(Figure data in JSON)
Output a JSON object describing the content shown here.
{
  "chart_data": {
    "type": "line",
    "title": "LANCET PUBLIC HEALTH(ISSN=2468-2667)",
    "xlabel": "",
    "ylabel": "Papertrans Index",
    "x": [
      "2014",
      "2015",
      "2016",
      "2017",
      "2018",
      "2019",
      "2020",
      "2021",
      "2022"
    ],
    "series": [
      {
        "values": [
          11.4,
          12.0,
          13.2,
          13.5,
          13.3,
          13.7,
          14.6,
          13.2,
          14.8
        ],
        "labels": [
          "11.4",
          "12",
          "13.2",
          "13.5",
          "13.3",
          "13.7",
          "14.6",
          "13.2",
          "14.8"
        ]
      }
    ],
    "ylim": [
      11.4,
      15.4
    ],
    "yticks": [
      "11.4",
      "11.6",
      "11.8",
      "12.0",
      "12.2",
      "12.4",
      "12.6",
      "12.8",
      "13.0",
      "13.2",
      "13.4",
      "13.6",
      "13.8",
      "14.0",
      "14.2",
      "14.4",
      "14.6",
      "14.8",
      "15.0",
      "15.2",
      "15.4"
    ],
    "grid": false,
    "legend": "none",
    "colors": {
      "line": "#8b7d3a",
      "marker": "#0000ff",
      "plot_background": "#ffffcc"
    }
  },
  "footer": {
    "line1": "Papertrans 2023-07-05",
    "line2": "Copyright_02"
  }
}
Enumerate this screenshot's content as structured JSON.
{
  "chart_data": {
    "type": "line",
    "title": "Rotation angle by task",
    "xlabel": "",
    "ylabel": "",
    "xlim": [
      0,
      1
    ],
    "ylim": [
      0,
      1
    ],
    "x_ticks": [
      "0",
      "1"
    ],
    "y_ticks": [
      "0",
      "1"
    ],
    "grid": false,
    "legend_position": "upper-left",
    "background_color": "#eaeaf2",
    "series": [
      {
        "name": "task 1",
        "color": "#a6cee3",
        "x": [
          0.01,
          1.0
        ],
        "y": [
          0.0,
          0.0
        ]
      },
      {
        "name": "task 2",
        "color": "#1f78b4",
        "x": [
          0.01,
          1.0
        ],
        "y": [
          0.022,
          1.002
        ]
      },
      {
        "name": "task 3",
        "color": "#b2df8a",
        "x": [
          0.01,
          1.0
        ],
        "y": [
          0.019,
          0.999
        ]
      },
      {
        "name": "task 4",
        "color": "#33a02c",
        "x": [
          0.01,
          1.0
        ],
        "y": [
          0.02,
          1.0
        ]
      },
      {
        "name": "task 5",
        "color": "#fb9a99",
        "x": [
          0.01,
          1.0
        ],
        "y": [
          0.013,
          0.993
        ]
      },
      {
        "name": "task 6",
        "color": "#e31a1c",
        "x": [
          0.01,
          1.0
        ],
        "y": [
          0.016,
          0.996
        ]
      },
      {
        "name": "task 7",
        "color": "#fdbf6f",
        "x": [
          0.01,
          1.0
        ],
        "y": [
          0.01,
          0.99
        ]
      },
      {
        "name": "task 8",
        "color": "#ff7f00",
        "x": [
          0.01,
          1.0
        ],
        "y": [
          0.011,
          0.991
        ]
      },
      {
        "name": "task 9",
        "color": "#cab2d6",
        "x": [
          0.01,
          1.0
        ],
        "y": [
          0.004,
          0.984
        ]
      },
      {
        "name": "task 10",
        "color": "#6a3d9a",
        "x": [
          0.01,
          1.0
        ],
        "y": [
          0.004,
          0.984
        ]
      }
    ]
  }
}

→ Requirement: Output the records above in their entirety, exactly.

→ Expected answer:
Output a JSON object describing the content shown here.
{
  "chart_data": {
    "type": "line",
    "title": "LANCET PUBLIC HEALTH(ISSN=2468-2667)",
    "xlabel": "",
    "ylabel": "Papertrans Index",
    "x": [
      "2014",
      "2015",
      "2016",
      "2017",
      "2018",
      "2019",
      "2020",
      "2021",
      "2022"
    ],
    "series": [
      {
        "values": [
          11.4,
          12.0,
          13.2,
          13.5,
          13.3,
          13.7,
          14.6,
          13.2,
          14.8
        ],
        "labels": [
          "11.4",
          "12",
          "13.2",
          "13.5",
          "13.3",
          "13.7",
          "14.6",
          "13.2",
          "14.8"
        ]
      }
    ],
    "ylim": [
      11.4,
      15.4
    ],
    "yticks": [
      "11.4",
      "11.6",
      "11.8",
      "12.0",
      "12.2",
      "12.4",
      "12.6",
      "12.8",
      "13.0",
      "13.2",
      "13.4",
      "13.6",
      "13.8",
      "14.0",
      "14.2",
      "14.4",
      "14.6",
      "14.8",
      "15.0",
      "15.2",
      "15.4"
    ],
    "grid": false,
    "legend": "none",
    "colors": {
      "line": "#8b7d3a",
      "marker": "#0000ff",
      "plot_background": "#ffffcc"
    }
  },
  "footer": {
    "line1": "Papertrans 2023-07-05",
    "line2": "Copyright_02"
  }
}
Enumerate this screenshot's content as structured JSON.
{
  "chart_data": {
    "type": "line",
    "title": "Rotation angle by task",
    "xlabel": "",
    "ylabel": "",
    "xlim": [
      0,
      1
    ],
    "ylim": [
      0,
      1
    ],
    "x_ticks": [
      "0",
      "1"
    ],
    "y_ticks": [
      "0",
      "1"
    ],
    "grid": false,
    "legend_position": "upper-left",
    "background_color": "#eaeaf2",
    "series": [
      {
        "name": "task 1",
        "color": "#a6cee3",
        "x": [
          0.01,
          1.0
        ],
        "y": [
          0.0,
          0.0
        ]
      },
      {
        "name": "task 2",
        "color": "#1f78b4",
        "x": [
          0.01,
          1.0
        ],
        "y": [
          0.022,
          1.002
        ]
      },
      {
        "name": "task 3",
        "color": "#b2df8a",
        "x": [
          0.01,
          1.0
        ],
        "y": [
          0.019,
          0.999
        ]
      },
      {
        "name": "task 4",
        "color": "#33a02c",
        "x": [
          0.01,
          1.0
        ],
        "y": [
          0.02,
          1.0
        ]
      },
      {
        "name": "task 5",
        "color": "#fb9a99",
        "x": [
          0.01,
          1.0
        ],
        "y": [
          0.013,
          0.993
        ]
      },
      {
        "name": "task 6",
        "color": "#e31a1c",
        "x": [
          0.01,
          1.0
        ],
        "y": [
          0.016,
          0.996
        ]
      },
      {
        "name": "task 7",
        "color": "#fdbf6f",
        "x": [
          0.01,
          1.0
        ],
        "y": [
          0.01,
          0.99
        ]
      },
      {
        "name": "task 8",
        "color": "#ff7f00",
        "x": [
          0.01,
          1.0
        ],
        "y": [
          0.011,
          0.991
        ]
      },
      {
        "name": "task 9",
        "color": "#cab2d6",
        "x": [
          0.01,
          1.0
        ],
        "y": [
          0.004,
          0.984
        ]
      },
      {
        "name": "task 10",
        "color": "#6a3d9a",
        "x": [
          0.01,
          1.0
        ],
        "y": [
          0.004,
          0.984
        ]
      }
    ]
  }
}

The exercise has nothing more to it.